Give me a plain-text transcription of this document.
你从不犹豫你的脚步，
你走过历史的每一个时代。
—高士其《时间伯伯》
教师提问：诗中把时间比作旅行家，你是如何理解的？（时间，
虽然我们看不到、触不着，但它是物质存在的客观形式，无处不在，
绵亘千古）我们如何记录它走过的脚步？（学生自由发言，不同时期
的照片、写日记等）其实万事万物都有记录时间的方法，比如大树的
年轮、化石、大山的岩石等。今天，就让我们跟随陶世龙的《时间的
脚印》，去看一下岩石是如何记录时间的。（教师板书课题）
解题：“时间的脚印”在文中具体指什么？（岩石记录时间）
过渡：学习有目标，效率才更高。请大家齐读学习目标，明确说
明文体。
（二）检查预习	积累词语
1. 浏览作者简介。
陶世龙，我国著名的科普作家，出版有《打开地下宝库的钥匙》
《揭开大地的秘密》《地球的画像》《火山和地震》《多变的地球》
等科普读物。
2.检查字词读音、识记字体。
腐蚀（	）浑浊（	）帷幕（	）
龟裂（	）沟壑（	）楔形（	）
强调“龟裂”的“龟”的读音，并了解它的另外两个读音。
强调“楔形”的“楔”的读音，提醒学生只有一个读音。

▶ [WRITTEN TASK]:
All of the entries need to be reproduced exactly; please write them out.

▶ [RESULT OF THE EXERCISE]:
Give me a plain-text transcription of this document.
你从不犹豫你的脚步，
你走过历史的每一个时代。
—高士其《时间伯伯》
教师提问：诗中把时间比作旅行家，你是如何理解的？（时间，
虽然我们看不到、触不着，但它是物质存在的客观形式，无处不在，
绵亘千古）我们如何记录它走过的脚步？（学生自由发言，不同时期
的照片、写日记等）其实万事万物都有记录时间的方法，比如大树的
年轮、化石、大山的岩石等。今天，就让我们跟随陶世龙的《时间的
脚印》，去看一下岩石是如何记录时间的。（教师板书课题）
解题：“时间的脚印”在文中具体指什么？（岩石记录时间）
过渡：学习有目标，效率才更高。请大家齐读学习目标，明确说
明文体。
（二）检查预习	积累词语
1. 浏览作者简介。
陶世龙，我国著名的科普作家，出版有《打开地下宝库的钥匙》
《揭开大地的秘密》《地球的画像》《火山和地震》《多变的地球》
等科普读物。
2.检查字词读音、识记字体。
腐蚀（	）浑浊（	）帷幕（	）
龟裂（	）沟壑（	）楔形（	）
强调“龟裂”的“龟”的读音，并了解它的另外两个读音。
强调“楔形”的“楔”的读音，提醒学生只有一个读音。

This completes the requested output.